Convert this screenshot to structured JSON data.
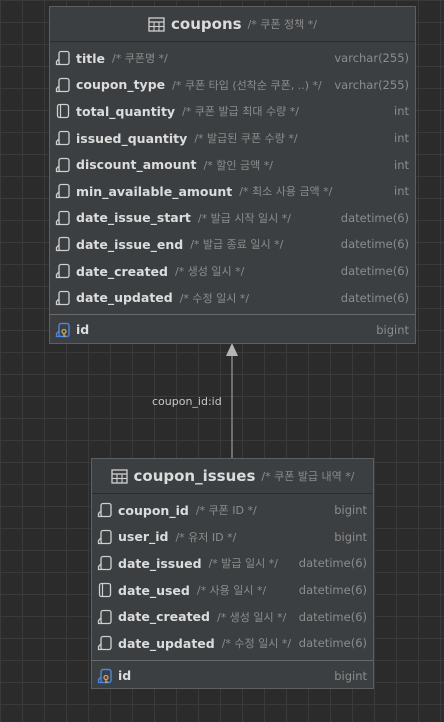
{
  "relation": {
    "label": "coupon_id:id"
  },
  "tables": {
    "coupons": {
      "name": "coupons",
      "comment": "/* 쿠폰 정책 */",
      "columns": [
        {
          "name": "title",
          "comment": "/* 쿠폰명 */",
          "type": "varchar(255)",
          "icon": "column-icon"
        },
        {
          "name": "coupon_type",
          "comment": "/* 쿠폰 타입 (선착순 쿠폰, ..) */",
          "type": "varchar(255)",
          "icon": "column-icon"
        },
        {
          "name": "total_quantity",
          "comment": "/* 쿠폰 발급 최대 수량 */",
          "type": "int",
          "icon": "nullable-column-icon"
        },
        {
          "name": "issued_quantity",
          "comment": "/* 발급된 쿠폰 수량 */",
          "type": "int",
          "icon": "column-icon"
        },
        {
          "name": "discount_amount",
          "comment": "/* 할인 금액 */",
          "type": "int",
          "icon": "column-icon"
        },
        {
          "name": "min_available_amount",
          "comment": "/* 최소 사용 금액 */",
          "type": "int",
          "icon": "column-icon"
        },
        {
          "name": "date_issue_start",
          "comment": "/* 발급 시작 일시 */",
          "type": "datetime(6)",
          "icon": "column-icon"
        },
        {
          "name": "date_issue_end",
          "comment": "/* 발급 종료 일시 */",
          "type": "datetime(6)",
          "icon": "column-icon"
        },
        {
          "name": "date_created",
          "comment": "/* 생성 일시 */",
          "type": "datetime(6)",
          "icon": "column-icon"
        },
        {
          "name": "date_updated",
          "comment": "/* 수정 일시 */",
          "type": "datetime(6)",
          "icon": "column-icon"
        }
      ],
      "pk": {
        "name": "id",
        "comment": "",
        "type": "bigint",
        "icon": "primary-key-icon"
      }
    },
    "coupon_issues": {
      "name": "coupon_issues",
      "comment": "/* 쿠폰 발급 내역 */",
      "columns": [
        {
          "name": "coupon_id",
          "comment": "/* 쿠폰 ID */",
          "type": "bigint",
          "icon": "column-icon"
        },
        {
          "name": "user_id",
          "comment": "/* 유저 ID */",
          "type": "bigint",
          "icon": "column-icon"
        },
        {
          "name": "date_issued",
          "comment": "/* 발급 일시 */",
          "type": "datetime(6)",
          "icon": "column-icon"
        },
        {
          "name": "date_used",
          "comment": "/* 사용 일시 */",
          "type": "datetime(6)",
          "icon": "nullable-column-icon"
        },
        {
          "name": "date_created",
          "comment": "/* 생성 일시 */",
          "type": "datetime(6)",
          "icon": "column-icon"
        },
        {
          "name": "date_updated",
          "comment": "/* 수정 일시 */",
          "type": "datetime(6)",
          "icon": "column-icon"
        }
      ],
      "pk": {
        "name": "id",
        "comment": "",
        "type": "bigint",
        "icon": "primary-key-icon"
      }
    }
  },
  "colors": {
    "text": "#dcdcdc",
    "muted": "#8c8c8c",
    "key_blue": "#4a86e8",
    "key_gold": "#d4a94a"
  }
}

WHAT YOU WILL DO: Copy out each record shown above without alteration, skipping any picture.

THE REPLY:
Convert this screenshot to structured JSON data.
{
  "relation": {
    "label": "coupon_id:id"
  },
  "tables": {
    "coupons": {
      "name": "coupons",
      "comment": "/* 쿠폰 정책 */",
      "columns": [
        {
          "name": "title",
          "comment": "/* 쿠폰명 */",
          "type": "varchar(255)",
          "icon": "column-icon"
        },
        {
          "name": "coupon_type",
          "comment": "/* 쿠폰 타입 (선착순 쿠폰, ..) */",
          "type": "varchar(255)",
          "icon": "column-icon"
        },
        {
          "name": "total_quantity",
          "comment": "/* 쿠폰 발급 최대 수량 */",
          "type": "int",
          "icon": "nullable-column-icon"
        },
        {
          "name": "issued_quantity",
          "comment": "/* 발급된 쿠폰 수량 */",
          "type": "int",
          "icon": "column-icon"
        },
        {
          "name": "discount_amount",
          "comment": "/* 할인 금액 */",
          "type": "int",
          "icon": "column-icon"
        },
        {
          "name": "min_available_amount",
          "comment": "/* 최소 사용 금액 */",
          "type": "int",
          "icon": "column-icon"
        },
        {
          "name": "date_issue_start",
          "comment": "/* 발급 시작 일시 */",
          "type": "datetime(6)",
          "icon": "column-icon"
        },
        {
          "name": "date_issue_end",
          "comment": "/* 발급 종료 일시 */",
          "type": "datetime(6)",
          "icon": "column-icon"
        },
        {
          "name": "date_created",
          "comment": "/* 생성 일시 */",
          "type": "datetime(6)",
          "icon": "column-icon"
        },
        {
          "name": "date_updated",
          "comment": "/* 수정 일시 */",
          "type": "datetime(6)",
          "icon": "column-icon"
        }
      ],
      "pk": {
        "name": "id",
        "comment": "",
        "type": "bigint",
        "icon": "primary-key-icon"
      }
    },
    "coupon_issues": {
      "name": "coupon_issues",
      "comment": "/* 쿠폰 발급 내역 */",
      "columns": [
        {
          "name": "coupon_id",
          "comment": "/* 쿠폰 ID */",
          "type": "bigint",
          "icon": "column-icon"
        },
        {
          "name": "user_id",
          "comment": "/* 유저 ID */",
          "type": "bigint",
          "icon": "column-icon"
        },
        {
          "name": "date_issued",
          "comment": "/* 발급 일시 */",
          "type": "datetime(6)",
          "icon": "column-icon"
        },
        {
          "name": "date_used",
          "comment": "/* 사용 일시 */",
          "type": "datetime(6)",
          "icon": "nullable-column-icon"
        },
        {
          "name": "date_created",
          "comment": "/* 생성 일시 */",
          "type": "datetime(6)",
          "icon": "column-icon"
        },
        {
          "name": "date_updated",
          "comment": "/* 수정 일시 */",
          "type": "datetime(6)",
          "icon": "column-icon"
        }
      ],
      "pk": {
        "name": "id",
        "comment": "",
        "type": "bigint",
        "icon": "primary-key-icon"
      }
    }
  },
  "colors": {
    "text": "#dcdcdc",
    "muted": "#8c8c8c",
    "key_blue": "#4a86e8",
    "key_gold": "#d4a94a"
  }
}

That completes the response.